— START —

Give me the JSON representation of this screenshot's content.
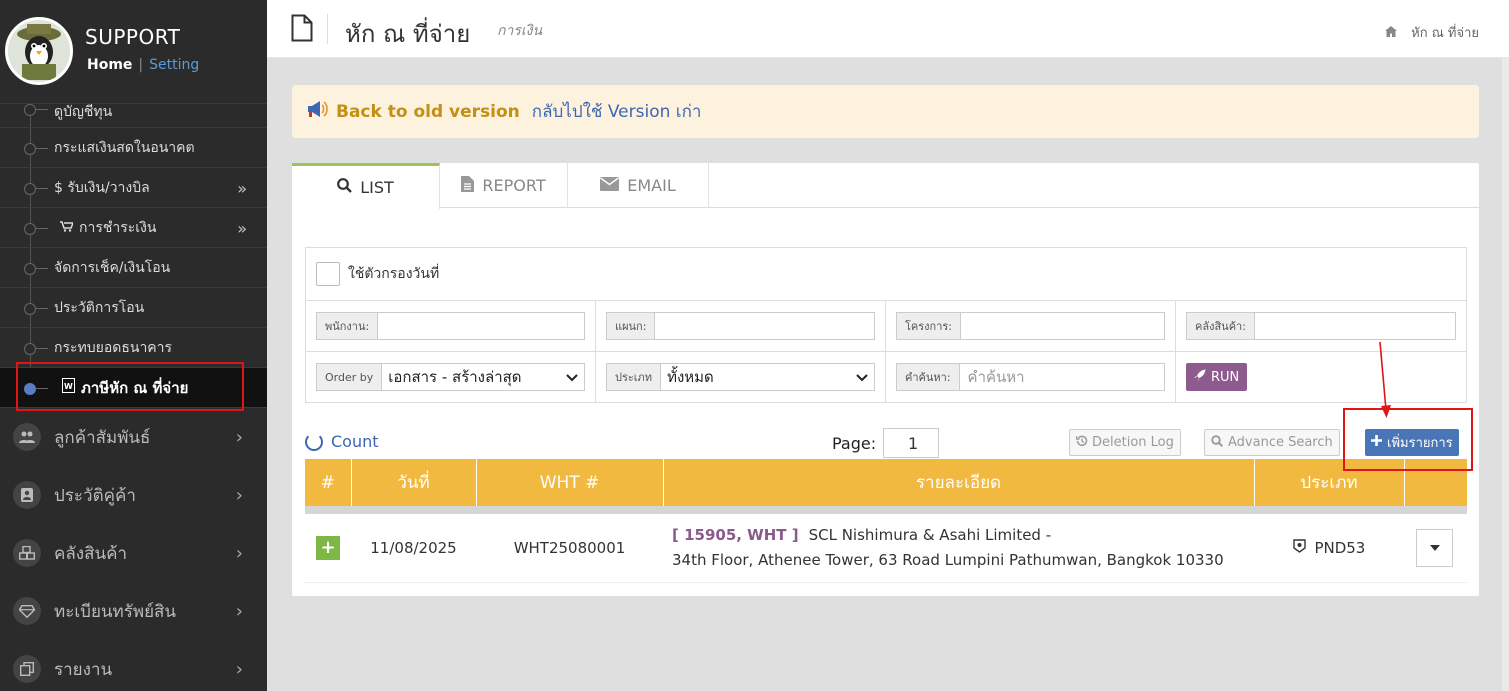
{
  "sidebar": {
    "brand": "SUPPORT",
    "home": "Home",
    "sep": "|",
    "setting": "Setting",
    "sub_items": [
      {
        "label": "ดูบัญชีทุน"
      },
      {
        "label": "กระแสเงินสดในอนาคต"
      },
      {
        "label": "$ รับเงิน/วางบิล",
        "chevron": "»"
      },
      {
        "label": "การชำระเงิน",
        "chevron": "»"
      },
      {
        "label": "จัดการเช็ค/เงินโอน"
      },
      {
        "label": "ประวัติการโอน"
      },
      {
        "label": "กระทบยอดธนาคาร"
      },
      {
        "label": "ภาษีหัก ณ ที่จ่าย"
      }
    ],
    "main_items": [
      {
        "label": "ลูกค้าสัมพันธ์",
        "chevron": "›"
      },
      {
        "label": "ประวัติคู่ค้า",
        "chevron": "›"
      },
      {
        "label": "คลังสินค้า",
        "chevron": "›"
      },
      {
        "label": "ทะเบียนทรัพย์สิน",
        "chevron": "›"
      },
      {
        "label": "รายงาน",
        "chevron": "›"
      }
    ]
  },
  "header": {
    "title": "หัก ณ ที่จ่าย",
    "subtitle": "การเงิน",
    "breadcrumb": "หัก ณ ที่จ่าย"
  },
  "alert": {
    "back_label": "Back to old version",
    "revert_label": "กลับไปใช้ Version เก่า"
  },
  "tabs": [
    {
      "label": "LIST"
    },
    {
      "label": "REPORT"
    },
    {
      "label": "EMAIL"
    }
  ],
  "filters": {
    "date_filter_label": "ใช้ตัวกรองวันที่",
    "employee_label": "พนักงาน:",
    "employee_value": "",
    "department_label": "แผนก:",
    "department_value": "",
    "project_label": "โครงการ:",
    "project_value": "",
    "warehouse_label": "คลังสินค้า:",
    "warehouse_value": "",
    "order_by_label": "Order by",
    "order_by_value": "เอกสาร - สร้างล่าสุด",
    "type_label": "ประเภท",
    "type_value": "ทั้งหมด",
    "search_label": "คำค้นหา:",
    "search_placeholder": "คำค้นหา",
    "run_label": "RUN"
  },
  "toolbar": {
    "count_label": "Count",
    "page_label": "Page:",
    "page_value": "1",
    "deletion_log_label": "Deletion Log",
    "advance_search_label": "Advance Search",
    "add_label": "เพิ่มรายการ"
  },
  "table": {
    "headers": [
      "#",
      "วันที่",
      "WHT #",
      "รายละเอียด",
      "ประเภท",
      ""
    ],
    "rows": [
      {
        "date": "11/08/2025",
        "wht_no": "WHT25080001",
        "tag": "[ 15905, WHT ]",
        "company": "SCL Nishimura & Asahi Limited -",
        "address": "34th Floor, Athenee Tower, 63 Road Lumpini Pathumwan, Bangkok 10330",
        "type": "PND53"
      }
    ]
  },
  "colors": {
    "sidebar_bg": "#2b2b2b",
    "table_header": "#f2b941",
    "accent_blue": "#4876b7",
    "run_purple": "#8e5b8e",
    "annotation_red": "#e01515"
  }
}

— END —

Retype all the records shown above, character for character. Omit every picture.

OUTPUT FOR THIS EXERCISE>
Give me the JSON representation of this screenshot's content.
{
  "sidebar": {
    "brand": "SUPPORT",
    "home": "Home",
    "sep": "|",
    "setting": "Setting",
    "sub_items": [
      {
        "label": "ดูบัญชีทุน"
      },
      {
        "label": "กระแสเงินสดในอนาคต"
      },
      {
        "label": "$ รับเงิน/วางบิล",
        "chevron": "»"
      },
      {
        "label": "การชำระเงิน",
        "chevron": "»"
      },
      {
        "label": "จัดการเช็ค/เงินโอน"
      },
      {
        "label": "ประวัติการโอน"
      },
      {
        "label": "กระทบยอดธนาคาร"
      },
      {
        "label": "ภาษีหัก ณ ที่จ่าย"
      }
    ],
    "main_items": [
      {
        "label": "ลูกค้าสัมพันธ์",
        "chevron": "›"
      },
      {
        "label": "ประวัติคู่ค้า",
        "chevron": "›"
      },
      {
        "label": "คลังสินค้า",
        "chevron": "›"
      },
      {
        "label": "ทะเบียนทรัพย์สิน",
        "chevron": "›"
      },
      {
        "label": "รายงาน",
        "chevron": "›"
      }
    ]
  },
  "header": {
    "title": "หัก ณ ที่จ่าย",
    "subtitle": "การเงิน",
    "breadcrumb": "หัก ณ ที่จ่าย"
  },
  "alert": {
    "back_label": "Back to old version",
    "revert_label": "กลับไปใช้ Version เก่า"
  },
  "tabs": [
    {
      "label": "LIST"
    },
    {
      "label": "REPORT"
    },
    {
      "label": "EMAIL"
    }
  ],
  "filters": {
    "date_filter_label": "ใช้ตัวกรองวันที่",
    "employee_label": "พนักงาน:",
    "employee_value": "",
    "department_label": "แผนก:",
    "department_value": "",
    "project_label": "โครงการ:",
    "project_value": "",
    "warehouse_label": "คลังสินค้า:",
    "warehouse_value": "",
    "order_by_label": "Order by",
    "order_by_value": "เอกสาร - สร้างล่าสุด",
    "type_label": "ประเภท",
    "type_value": "ทั้งหมด",
    "search_label": "คำค้นหา:",
    "search_placeholder": "คำค้นหา",
    "run_label": "RUN"
  },
  "toolbar": {
    "count_label": "Count",
    "page_label": "Page:",
    "page_value": "1",
    "deletion_log_label": "Deletion Log",
    "advance_search_label": "Advance Search",
    "add_label": "เพิ่มรายการ"
  },
  "table": {
    "headers": [
      "#",
      "วันที่",
      "WHT #",
      "รายละเอียด",
      "ประเภท",
      ""
    ],
    "rows": [
      {
        "date": "11/08/2025",
        "wht_no": "WHT25080001",
        "tag": "[ 15905, WHT ]",
        "company": "SCL Nishimura & Asahi Limited -",
        "address": "34th Floor, Athenee Tower, 63 Road Lumpini Pathumwan, Bangkok 10330",
        "type": "PND53"
      }
    ]
  },
  "colors": {
    "sidebar_bg": "#2b2b2b",
    "table_header": "#f2b941",
    "accent_blue": "#4876b7",
    "run_purple": "#8e5b8e",
    "annotation_red": "#e01515"
  }
}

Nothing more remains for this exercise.